# start of TASK INPUTS
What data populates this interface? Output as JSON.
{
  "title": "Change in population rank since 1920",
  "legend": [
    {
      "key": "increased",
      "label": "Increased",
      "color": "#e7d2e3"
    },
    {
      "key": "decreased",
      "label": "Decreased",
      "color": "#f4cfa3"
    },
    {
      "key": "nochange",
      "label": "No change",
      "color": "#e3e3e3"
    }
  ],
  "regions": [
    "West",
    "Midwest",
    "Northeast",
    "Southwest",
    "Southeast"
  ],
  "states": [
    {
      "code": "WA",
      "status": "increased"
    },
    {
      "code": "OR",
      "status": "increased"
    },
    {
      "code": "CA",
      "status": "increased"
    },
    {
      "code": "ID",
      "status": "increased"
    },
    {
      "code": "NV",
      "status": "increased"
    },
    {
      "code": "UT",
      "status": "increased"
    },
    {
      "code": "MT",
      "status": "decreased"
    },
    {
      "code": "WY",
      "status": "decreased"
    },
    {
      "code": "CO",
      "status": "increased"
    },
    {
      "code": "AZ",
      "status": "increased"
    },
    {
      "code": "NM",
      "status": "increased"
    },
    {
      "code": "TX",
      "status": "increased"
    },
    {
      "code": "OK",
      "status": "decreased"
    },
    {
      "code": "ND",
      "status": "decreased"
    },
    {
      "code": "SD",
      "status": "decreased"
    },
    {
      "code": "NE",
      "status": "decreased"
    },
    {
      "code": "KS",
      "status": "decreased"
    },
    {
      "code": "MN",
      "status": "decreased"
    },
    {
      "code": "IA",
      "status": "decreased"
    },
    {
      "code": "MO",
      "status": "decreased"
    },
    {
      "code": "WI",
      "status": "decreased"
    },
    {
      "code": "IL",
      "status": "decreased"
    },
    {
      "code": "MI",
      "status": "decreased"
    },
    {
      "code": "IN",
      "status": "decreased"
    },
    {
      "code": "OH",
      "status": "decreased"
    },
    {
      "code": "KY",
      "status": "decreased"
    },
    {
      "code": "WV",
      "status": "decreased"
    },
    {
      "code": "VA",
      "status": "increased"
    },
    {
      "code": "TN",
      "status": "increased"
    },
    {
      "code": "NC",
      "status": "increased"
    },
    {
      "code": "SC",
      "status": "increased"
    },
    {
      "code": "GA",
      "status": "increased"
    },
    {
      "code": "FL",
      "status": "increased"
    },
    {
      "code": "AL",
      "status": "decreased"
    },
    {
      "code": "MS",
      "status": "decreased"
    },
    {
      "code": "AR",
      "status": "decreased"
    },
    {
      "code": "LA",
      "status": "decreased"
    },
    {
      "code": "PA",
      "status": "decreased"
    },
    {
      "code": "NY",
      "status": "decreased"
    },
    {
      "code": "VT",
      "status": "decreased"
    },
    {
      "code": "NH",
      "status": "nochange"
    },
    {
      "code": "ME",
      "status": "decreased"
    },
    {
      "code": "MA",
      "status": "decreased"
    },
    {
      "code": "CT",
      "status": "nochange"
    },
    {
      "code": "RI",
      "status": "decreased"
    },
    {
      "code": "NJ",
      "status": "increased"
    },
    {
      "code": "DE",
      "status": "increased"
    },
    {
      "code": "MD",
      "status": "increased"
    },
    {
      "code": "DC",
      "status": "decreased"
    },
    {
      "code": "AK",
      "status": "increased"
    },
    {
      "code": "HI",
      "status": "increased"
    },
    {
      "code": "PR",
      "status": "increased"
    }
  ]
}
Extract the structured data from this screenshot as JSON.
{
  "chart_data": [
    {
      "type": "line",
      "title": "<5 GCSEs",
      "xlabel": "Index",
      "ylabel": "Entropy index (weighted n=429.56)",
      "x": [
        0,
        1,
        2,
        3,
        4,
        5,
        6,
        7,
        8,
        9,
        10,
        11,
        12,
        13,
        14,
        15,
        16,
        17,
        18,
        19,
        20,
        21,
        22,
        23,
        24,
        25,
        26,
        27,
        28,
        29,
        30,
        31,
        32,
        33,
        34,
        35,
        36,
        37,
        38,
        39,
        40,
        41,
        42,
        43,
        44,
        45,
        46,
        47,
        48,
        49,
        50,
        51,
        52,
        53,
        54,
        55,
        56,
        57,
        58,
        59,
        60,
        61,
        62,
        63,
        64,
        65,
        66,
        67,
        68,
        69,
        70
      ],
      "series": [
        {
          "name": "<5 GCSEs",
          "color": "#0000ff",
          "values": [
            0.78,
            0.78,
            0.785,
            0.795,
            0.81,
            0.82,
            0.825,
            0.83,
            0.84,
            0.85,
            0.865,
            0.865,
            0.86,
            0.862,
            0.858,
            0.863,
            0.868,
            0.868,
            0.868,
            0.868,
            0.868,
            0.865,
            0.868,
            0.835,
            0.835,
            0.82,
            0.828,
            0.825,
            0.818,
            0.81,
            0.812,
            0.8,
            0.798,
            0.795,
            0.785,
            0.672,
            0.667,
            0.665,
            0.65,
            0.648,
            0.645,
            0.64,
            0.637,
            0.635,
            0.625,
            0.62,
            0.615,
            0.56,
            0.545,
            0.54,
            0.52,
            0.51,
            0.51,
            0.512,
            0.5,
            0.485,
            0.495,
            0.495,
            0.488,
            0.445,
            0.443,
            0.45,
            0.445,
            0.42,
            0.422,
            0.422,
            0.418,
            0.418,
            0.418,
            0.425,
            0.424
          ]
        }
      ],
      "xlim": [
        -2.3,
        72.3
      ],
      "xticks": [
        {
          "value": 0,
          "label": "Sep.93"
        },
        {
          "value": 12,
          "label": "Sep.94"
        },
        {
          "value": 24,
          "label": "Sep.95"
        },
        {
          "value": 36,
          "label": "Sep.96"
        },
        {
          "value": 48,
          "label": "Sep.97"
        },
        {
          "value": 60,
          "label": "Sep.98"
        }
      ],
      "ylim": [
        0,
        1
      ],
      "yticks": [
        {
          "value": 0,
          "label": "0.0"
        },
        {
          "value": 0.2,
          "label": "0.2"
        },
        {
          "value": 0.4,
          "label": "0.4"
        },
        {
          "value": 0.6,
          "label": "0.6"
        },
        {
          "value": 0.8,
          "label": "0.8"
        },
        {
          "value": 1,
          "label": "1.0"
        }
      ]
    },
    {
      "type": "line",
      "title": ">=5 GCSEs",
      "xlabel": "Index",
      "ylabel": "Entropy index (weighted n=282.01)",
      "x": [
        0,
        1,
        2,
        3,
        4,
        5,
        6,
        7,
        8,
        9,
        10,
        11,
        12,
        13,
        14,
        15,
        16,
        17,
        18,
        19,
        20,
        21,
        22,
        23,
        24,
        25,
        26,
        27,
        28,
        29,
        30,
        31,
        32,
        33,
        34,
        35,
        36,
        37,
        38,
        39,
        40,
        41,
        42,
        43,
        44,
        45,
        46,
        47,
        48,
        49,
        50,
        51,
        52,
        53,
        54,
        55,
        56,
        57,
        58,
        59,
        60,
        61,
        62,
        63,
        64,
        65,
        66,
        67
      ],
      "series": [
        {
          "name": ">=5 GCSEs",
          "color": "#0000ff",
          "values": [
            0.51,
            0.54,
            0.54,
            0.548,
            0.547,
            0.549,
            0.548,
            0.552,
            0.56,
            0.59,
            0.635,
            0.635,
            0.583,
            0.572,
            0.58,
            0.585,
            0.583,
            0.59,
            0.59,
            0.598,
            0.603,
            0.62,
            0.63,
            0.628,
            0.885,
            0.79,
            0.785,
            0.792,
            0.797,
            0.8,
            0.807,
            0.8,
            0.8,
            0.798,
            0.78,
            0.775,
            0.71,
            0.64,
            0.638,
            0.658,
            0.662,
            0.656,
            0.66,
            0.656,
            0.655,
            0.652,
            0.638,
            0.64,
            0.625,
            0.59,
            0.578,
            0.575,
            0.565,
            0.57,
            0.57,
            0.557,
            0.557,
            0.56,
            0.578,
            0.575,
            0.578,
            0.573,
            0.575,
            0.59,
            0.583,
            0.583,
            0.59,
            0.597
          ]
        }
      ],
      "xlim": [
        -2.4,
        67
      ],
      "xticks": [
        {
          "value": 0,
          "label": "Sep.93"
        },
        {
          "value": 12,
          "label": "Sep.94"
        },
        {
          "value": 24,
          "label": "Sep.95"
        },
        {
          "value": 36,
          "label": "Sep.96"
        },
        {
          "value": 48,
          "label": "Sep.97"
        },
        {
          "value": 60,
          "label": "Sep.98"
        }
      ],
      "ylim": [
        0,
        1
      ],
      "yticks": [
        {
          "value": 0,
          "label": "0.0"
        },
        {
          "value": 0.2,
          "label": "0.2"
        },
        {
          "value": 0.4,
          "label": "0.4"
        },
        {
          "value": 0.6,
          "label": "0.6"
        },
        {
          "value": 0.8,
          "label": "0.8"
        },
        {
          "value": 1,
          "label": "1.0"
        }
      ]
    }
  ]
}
# end of TASK INPUTS
* _WRITTEN TASK_:
Identify each line of the material where the word "title" shows up, and copy it.

* _THE REPLY_:
  "title": "Change in population rank since 1920",
      "title": "<5 GCSEs",
      "title": ">=5 GCSEs",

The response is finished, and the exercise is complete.